● Given exercise: Pick out each line with the word "Male" from the material that follows.

● Task input:
#####
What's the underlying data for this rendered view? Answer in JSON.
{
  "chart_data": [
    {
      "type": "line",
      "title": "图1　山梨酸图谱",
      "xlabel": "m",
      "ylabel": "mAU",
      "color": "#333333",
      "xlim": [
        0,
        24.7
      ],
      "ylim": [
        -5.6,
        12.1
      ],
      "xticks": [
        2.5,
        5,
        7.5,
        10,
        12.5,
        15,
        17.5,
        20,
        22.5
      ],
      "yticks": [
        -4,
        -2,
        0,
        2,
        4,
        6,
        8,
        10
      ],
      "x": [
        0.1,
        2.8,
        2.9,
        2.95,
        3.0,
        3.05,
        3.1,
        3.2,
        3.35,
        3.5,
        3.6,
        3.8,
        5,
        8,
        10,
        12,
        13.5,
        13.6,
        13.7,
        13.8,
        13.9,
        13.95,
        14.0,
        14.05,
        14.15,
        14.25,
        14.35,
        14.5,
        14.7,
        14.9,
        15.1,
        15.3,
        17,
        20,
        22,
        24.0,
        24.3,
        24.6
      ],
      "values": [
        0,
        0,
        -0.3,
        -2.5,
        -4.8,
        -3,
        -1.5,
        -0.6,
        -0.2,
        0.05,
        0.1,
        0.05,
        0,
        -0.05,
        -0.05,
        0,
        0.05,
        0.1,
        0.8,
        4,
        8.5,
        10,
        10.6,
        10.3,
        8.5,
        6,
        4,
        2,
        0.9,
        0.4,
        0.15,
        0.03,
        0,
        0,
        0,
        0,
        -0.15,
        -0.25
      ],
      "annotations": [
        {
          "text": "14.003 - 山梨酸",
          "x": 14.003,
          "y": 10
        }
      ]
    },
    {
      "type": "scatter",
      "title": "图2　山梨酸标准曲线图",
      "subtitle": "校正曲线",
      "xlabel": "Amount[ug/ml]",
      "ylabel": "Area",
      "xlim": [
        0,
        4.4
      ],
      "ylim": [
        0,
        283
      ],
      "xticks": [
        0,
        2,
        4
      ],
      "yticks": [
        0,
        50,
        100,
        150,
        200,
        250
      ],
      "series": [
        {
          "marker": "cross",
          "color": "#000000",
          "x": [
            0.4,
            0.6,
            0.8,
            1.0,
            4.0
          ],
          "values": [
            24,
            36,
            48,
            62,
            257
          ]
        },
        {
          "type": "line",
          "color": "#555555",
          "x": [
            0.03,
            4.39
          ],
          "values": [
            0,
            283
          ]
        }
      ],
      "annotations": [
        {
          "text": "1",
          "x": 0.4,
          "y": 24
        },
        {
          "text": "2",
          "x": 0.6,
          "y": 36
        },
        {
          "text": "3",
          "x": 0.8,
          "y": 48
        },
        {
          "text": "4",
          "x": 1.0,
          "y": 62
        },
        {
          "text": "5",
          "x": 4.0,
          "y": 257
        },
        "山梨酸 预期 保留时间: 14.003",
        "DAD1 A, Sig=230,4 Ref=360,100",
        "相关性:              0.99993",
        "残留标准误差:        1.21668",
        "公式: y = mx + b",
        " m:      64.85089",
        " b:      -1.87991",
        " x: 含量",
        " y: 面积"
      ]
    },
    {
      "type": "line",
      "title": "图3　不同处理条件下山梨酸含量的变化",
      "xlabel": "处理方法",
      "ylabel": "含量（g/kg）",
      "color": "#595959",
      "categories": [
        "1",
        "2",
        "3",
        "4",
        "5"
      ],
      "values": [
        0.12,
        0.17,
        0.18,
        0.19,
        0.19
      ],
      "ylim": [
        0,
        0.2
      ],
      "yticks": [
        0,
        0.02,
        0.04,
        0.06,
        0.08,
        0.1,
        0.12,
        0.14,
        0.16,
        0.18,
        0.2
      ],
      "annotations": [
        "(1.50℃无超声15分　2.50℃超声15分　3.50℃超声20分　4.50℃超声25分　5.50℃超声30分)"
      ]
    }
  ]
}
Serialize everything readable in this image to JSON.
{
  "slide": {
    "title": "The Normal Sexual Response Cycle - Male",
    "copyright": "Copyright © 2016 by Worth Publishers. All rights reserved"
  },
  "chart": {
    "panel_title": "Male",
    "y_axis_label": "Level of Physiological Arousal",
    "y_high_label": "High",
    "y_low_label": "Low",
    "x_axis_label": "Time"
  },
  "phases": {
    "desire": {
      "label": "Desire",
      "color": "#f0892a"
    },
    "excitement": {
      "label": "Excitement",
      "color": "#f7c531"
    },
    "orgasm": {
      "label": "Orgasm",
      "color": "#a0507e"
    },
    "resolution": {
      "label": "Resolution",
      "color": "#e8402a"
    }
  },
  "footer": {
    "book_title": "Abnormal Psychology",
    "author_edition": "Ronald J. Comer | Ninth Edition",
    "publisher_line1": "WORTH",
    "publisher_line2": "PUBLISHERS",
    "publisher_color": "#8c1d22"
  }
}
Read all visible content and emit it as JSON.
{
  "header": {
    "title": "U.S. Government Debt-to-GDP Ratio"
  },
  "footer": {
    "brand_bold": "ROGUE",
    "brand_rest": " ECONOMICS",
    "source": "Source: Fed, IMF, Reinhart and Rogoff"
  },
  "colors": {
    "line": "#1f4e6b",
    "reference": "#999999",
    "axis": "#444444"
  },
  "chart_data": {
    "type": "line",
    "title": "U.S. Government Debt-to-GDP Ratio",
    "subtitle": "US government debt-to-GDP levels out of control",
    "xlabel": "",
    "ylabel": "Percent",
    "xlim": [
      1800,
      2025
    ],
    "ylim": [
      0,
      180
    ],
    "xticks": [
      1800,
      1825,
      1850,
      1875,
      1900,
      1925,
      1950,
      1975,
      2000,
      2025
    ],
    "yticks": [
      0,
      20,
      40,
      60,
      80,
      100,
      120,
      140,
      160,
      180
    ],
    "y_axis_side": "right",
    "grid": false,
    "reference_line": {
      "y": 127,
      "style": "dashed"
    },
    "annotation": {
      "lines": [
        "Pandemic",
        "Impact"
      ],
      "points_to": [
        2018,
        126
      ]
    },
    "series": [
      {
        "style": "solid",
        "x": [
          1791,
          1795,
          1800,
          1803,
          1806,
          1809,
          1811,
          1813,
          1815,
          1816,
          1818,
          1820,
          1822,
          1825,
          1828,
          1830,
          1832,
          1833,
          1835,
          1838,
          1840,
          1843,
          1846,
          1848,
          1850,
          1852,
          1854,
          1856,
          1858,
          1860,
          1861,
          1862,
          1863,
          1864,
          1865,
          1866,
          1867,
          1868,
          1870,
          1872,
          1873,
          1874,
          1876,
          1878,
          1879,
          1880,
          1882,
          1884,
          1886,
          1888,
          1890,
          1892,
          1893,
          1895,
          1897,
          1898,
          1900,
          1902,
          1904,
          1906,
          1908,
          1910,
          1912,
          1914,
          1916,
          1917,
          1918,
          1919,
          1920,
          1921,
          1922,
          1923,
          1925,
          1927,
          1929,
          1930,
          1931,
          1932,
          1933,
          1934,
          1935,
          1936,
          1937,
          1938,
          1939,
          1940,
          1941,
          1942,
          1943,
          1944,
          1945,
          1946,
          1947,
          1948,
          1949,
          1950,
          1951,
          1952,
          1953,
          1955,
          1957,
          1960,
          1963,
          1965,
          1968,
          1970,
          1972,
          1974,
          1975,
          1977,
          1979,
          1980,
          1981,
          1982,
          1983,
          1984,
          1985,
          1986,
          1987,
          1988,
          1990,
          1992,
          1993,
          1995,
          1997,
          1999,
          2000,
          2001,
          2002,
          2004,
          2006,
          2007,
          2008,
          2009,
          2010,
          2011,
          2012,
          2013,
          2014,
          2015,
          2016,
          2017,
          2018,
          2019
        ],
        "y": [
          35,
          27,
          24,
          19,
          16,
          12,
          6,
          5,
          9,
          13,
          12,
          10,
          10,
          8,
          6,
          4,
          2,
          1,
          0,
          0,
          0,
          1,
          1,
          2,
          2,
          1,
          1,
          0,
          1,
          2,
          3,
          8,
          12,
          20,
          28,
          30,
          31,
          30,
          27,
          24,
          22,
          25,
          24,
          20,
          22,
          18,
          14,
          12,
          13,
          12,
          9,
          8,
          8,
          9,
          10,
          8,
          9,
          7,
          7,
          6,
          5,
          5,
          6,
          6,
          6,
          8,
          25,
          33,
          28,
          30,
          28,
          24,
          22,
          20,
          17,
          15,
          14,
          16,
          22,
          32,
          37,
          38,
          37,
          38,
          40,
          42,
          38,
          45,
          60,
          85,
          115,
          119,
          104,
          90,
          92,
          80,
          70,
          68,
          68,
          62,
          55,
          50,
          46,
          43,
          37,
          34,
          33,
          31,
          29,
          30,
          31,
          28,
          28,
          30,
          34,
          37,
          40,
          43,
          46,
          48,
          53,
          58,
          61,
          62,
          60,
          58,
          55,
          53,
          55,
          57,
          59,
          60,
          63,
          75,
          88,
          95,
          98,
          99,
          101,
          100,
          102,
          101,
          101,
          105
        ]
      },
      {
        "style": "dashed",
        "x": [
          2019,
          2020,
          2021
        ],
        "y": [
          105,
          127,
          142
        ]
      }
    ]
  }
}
#####
● Result of the task:
    "title": "The Normal Sexual Response Cycle - Male",
    "panel_title": "Male",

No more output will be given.